Set problem - Answer with a number only: how many lines of the data contain "true"?

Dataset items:
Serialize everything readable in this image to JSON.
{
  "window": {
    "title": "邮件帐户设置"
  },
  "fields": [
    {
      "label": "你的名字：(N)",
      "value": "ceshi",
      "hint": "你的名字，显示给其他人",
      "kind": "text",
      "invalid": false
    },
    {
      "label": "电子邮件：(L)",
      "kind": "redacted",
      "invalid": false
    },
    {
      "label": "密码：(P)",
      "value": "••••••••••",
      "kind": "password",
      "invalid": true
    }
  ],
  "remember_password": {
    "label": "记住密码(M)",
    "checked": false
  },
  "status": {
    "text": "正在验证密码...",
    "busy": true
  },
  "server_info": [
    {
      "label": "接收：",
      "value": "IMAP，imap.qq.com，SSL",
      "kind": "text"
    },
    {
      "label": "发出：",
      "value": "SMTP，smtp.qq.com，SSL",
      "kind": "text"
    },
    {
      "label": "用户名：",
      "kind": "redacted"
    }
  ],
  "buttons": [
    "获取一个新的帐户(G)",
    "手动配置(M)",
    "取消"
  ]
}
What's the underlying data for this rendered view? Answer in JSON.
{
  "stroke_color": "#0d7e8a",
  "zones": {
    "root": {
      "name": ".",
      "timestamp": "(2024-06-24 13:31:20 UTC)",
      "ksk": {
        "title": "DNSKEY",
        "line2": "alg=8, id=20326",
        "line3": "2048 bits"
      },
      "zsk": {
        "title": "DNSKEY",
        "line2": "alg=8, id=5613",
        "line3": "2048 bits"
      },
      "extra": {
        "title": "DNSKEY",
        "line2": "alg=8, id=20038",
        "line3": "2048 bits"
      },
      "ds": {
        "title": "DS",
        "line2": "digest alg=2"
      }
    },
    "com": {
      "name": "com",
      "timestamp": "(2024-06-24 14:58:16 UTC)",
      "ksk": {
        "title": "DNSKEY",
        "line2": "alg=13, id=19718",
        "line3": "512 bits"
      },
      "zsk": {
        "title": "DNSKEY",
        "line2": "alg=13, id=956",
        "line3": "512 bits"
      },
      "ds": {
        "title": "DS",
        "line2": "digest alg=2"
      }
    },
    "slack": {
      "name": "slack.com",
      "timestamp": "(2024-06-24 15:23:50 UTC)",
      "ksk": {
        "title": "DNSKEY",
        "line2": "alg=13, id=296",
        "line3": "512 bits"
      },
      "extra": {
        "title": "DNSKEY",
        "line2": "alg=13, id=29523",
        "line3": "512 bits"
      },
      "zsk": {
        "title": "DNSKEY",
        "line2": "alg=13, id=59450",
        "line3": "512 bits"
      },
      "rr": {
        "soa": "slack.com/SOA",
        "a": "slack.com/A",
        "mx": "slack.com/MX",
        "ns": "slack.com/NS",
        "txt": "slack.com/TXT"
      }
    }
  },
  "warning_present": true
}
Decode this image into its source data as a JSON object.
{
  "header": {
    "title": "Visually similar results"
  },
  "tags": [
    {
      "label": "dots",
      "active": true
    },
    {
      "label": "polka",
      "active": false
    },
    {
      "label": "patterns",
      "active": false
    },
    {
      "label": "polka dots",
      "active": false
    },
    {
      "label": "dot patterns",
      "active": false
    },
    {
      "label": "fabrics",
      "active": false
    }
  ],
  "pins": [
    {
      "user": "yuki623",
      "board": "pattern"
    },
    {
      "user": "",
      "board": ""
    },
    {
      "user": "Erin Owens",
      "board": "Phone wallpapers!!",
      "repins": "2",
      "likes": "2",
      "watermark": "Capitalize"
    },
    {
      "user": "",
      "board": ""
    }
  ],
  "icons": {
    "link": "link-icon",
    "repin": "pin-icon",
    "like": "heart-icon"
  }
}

Written solution - 4